## Start RECORDS TO USE
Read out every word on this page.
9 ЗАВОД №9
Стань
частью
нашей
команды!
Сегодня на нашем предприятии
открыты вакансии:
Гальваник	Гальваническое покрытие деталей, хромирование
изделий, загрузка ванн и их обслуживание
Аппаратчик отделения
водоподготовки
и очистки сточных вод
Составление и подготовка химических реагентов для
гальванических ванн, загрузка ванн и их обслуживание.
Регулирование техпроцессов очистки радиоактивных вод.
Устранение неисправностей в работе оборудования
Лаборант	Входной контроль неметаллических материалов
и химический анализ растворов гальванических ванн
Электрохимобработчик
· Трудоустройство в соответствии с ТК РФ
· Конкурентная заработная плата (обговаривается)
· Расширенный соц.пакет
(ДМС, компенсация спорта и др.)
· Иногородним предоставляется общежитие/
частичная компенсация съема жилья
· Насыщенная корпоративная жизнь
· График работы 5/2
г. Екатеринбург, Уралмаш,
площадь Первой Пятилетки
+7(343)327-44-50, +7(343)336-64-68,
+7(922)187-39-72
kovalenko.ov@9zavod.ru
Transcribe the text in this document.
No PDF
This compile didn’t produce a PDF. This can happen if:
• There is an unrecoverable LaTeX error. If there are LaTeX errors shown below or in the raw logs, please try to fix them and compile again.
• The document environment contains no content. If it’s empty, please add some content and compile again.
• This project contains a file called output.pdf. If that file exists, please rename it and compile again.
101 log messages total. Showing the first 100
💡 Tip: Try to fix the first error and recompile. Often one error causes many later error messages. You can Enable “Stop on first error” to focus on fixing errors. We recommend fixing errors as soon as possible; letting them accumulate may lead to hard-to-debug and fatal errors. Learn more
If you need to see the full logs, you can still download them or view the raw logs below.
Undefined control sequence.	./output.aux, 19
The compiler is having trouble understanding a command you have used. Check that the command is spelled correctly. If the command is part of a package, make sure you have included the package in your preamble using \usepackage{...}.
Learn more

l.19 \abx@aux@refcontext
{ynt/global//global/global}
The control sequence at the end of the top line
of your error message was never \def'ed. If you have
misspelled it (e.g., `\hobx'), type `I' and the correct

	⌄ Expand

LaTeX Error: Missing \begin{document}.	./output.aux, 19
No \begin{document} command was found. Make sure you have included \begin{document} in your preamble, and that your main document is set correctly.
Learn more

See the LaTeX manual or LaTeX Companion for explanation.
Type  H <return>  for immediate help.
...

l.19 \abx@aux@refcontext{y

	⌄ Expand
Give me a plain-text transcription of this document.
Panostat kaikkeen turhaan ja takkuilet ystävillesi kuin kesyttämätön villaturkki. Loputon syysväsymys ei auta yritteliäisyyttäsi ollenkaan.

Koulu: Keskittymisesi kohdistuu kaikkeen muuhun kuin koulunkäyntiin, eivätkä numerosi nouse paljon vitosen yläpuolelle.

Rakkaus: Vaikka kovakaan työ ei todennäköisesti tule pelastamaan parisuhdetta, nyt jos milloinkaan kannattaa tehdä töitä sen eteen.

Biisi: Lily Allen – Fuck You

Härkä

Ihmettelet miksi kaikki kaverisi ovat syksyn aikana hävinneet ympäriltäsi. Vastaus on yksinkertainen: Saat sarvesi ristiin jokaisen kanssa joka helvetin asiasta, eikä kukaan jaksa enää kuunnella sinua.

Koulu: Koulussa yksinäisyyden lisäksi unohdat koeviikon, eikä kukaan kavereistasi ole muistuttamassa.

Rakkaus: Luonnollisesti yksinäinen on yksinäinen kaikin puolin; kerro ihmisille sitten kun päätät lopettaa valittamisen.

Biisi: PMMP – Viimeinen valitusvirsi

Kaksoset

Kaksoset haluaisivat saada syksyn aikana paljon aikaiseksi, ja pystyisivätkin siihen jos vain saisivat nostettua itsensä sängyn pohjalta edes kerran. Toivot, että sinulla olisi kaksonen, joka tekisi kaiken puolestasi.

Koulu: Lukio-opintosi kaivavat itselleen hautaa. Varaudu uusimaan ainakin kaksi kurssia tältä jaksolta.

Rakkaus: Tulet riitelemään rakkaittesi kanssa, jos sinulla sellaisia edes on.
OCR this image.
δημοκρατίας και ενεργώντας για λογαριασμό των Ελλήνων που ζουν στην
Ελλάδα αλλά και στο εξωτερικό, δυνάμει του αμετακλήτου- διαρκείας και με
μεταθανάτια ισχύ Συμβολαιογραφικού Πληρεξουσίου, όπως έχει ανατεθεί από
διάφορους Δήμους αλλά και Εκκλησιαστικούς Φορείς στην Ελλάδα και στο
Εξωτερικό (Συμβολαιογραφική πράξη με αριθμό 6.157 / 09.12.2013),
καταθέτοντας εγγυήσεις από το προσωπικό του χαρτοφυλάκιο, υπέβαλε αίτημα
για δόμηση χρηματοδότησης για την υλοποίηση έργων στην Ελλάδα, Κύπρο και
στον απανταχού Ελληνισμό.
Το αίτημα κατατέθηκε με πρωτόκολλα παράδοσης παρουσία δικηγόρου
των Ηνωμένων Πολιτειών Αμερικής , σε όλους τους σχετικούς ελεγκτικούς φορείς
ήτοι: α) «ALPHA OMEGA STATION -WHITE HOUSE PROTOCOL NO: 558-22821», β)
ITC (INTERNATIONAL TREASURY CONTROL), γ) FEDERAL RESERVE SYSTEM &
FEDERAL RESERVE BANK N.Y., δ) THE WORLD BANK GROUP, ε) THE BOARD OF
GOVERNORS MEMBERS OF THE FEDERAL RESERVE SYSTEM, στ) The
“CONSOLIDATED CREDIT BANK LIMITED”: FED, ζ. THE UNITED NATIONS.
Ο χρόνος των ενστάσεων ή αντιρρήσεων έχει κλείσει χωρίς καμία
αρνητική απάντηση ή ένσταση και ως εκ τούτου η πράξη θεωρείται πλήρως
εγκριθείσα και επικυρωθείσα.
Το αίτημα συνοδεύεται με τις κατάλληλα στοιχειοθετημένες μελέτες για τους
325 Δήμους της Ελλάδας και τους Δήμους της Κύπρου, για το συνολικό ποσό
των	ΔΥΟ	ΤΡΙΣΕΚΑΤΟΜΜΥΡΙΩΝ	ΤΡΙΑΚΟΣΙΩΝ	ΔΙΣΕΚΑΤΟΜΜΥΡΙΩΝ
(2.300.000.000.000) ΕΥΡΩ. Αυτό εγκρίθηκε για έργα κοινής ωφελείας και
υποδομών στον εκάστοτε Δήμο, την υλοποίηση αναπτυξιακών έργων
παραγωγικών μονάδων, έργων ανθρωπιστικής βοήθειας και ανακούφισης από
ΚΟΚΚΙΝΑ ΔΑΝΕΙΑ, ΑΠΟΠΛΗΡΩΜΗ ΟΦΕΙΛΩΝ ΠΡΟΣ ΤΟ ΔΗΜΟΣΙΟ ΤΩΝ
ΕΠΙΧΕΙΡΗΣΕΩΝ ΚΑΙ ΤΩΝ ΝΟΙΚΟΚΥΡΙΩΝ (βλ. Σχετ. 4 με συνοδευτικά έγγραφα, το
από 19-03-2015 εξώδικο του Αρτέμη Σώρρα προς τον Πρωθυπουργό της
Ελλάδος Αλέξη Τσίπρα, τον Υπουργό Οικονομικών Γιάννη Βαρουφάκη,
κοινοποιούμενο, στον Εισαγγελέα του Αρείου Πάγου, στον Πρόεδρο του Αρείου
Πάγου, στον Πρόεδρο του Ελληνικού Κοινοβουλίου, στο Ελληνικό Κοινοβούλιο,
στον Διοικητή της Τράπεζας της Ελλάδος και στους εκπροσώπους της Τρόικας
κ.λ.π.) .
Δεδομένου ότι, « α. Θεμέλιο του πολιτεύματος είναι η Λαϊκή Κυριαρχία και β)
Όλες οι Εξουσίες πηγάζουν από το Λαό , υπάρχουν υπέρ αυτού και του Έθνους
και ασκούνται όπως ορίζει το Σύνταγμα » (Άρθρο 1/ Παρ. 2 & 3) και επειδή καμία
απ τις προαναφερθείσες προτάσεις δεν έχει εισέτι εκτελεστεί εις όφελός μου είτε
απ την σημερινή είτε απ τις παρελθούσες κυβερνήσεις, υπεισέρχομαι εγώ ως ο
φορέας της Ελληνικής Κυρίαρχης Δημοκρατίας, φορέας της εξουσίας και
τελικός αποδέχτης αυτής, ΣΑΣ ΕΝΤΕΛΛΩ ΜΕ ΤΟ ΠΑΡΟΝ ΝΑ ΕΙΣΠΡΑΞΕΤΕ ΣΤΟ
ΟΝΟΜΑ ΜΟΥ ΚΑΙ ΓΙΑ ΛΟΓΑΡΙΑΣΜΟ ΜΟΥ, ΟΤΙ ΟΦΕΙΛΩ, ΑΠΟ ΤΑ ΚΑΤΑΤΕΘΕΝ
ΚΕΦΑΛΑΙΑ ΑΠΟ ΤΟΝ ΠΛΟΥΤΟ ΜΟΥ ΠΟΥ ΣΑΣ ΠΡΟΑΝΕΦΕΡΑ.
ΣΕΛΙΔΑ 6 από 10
## End RECORDS TO USE
TASK PROMPT ▸ Show the lines where the word "please" appears in the entries.

COMPLETED EXERCISE ▸
• There is an unrecoverable LaTeX error. If there are LaTeX errors shown below or in the raw logs, please try to fix them and compile again.
• The document environment contains no content. If it’s empty, please add some content and compile again.
• This project contains a file called output.pdf. If that file exists, please rename it and compile again.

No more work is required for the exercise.